### WHAT IS NEEDED
Your task is to output all the records below, word for word.

### DATA SUPPLIED
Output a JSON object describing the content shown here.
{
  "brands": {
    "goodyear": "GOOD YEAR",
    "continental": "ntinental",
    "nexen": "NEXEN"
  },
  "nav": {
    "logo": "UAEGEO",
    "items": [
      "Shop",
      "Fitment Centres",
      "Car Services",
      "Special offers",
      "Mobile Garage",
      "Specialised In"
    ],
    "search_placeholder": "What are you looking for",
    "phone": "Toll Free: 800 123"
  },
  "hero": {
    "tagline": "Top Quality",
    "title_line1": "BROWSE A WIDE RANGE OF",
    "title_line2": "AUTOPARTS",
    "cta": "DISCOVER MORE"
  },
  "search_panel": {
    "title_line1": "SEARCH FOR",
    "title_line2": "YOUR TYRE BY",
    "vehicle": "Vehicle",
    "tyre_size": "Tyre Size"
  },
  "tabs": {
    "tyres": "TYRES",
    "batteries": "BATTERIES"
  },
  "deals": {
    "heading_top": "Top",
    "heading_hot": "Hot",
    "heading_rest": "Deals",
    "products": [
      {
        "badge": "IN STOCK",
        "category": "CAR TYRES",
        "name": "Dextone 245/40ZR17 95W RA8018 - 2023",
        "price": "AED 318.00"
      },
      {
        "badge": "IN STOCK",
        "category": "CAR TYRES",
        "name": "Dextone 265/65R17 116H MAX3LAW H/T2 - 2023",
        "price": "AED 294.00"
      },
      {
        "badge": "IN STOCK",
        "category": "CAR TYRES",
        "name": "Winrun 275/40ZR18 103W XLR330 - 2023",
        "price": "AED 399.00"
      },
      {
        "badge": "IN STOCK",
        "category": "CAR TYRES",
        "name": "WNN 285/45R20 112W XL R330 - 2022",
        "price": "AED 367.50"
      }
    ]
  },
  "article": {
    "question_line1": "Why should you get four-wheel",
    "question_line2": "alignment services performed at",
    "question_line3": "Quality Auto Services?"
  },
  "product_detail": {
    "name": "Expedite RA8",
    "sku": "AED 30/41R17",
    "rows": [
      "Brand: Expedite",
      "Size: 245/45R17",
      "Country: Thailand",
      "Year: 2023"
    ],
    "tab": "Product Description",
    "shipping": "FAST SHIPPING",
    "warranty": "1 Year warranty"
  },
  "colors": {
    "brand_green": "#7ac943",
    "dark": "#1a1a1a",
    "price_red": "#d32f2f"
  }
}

### ANSWER TO THIS EXERCISE
Output a JSON object describing the content shown here.
{
  "brands": {
    "goodyear": "GOOD YEAR",
    "continental": "ntinental",
    "nexen": "NEXEN"
  },
  "nav": {
    "logo": "UAEGEO",
    "items": [
      "Shop",
      "Fitment Centres",
      "Car Services",
      "Special offers",
      "Mobile Garage",
      "Specialised In"
    ],
    "search_placeholder": "What are you looking for",
    "phone": "Toll Free: 800 123"
  },
  "hero": {
    "tagline": "Top Quality",
    "title_line1": "BROWSE A WIDE RANGE OF",
    "title_line2": "AUTOPARTS",
    "cta": "DISCOVER MORE"
  },
  "search_panel": {
    "title_line1": "SEARCH FOR",
    "title_line2": "YOUR TYRE BY",
    "vehicle": "Vehicle",
    "tyre_size": "Tyre Size"
  },
  "tabs": {
    "tyres": "TYRES",
    "batteries": "BATTERIES"
  },
  "deals": {
    "heading_top": "Top",
    "heading_hot": "Hot",
    "heading_rest": "Deals",
    "products": [
      {
        "badge": "IN STOCK",
        "category": "CAR TYRES",
        "name": "Dextone 245/40ZR17 95W RA8018 - 2023",
        "price": "AED 318.00"
      },
      {
        "badge": "IN STOCK",
        "category": "CAR TYRES",
        "name": "Dextone 265/65R17 116H MAX3LAW H/T2 - 2023",
        "price": "AED 294.00"
      },
      {
        "badge": "IN STOCK",
        "category": "CAR TYRES",
        "name": "Winrun 275/40ZR18 103W XLR330 - 2023",
        "price": "AED 399.00"
      },
      {
        "badge": "IN STOCK",
        "category": "CAR TYRES",
        "name": "WNN 285/45R20 112W XL R330 - 2022",
        "price": "AED 367.50"
      }
    ]
  },
  "article": {
    "question_line1": "Why should you get four-wheel",
    "question_line2": "alignment services performed at",
    "question_line3": "Quality Auto Services?"
  },
  "product_detail": {
    "name": "Expedite RA8",
    "sku": "AED 30/41R17",
    "rows": [
      "Brand: Expedite",
      "Size: 245/45R17",
      "Country: Thailand",
      "Year: 2023"
    ],
    "tab": "Product Description",
    "shipping": "FAST SHIPPING",
    "warranty": "1 Year warranty"
  },
  "colors": {
    "brand_green": "#7ac943",
    "dark": "#1a1a1a",
    "price_red": "#d32f2f"
  }
}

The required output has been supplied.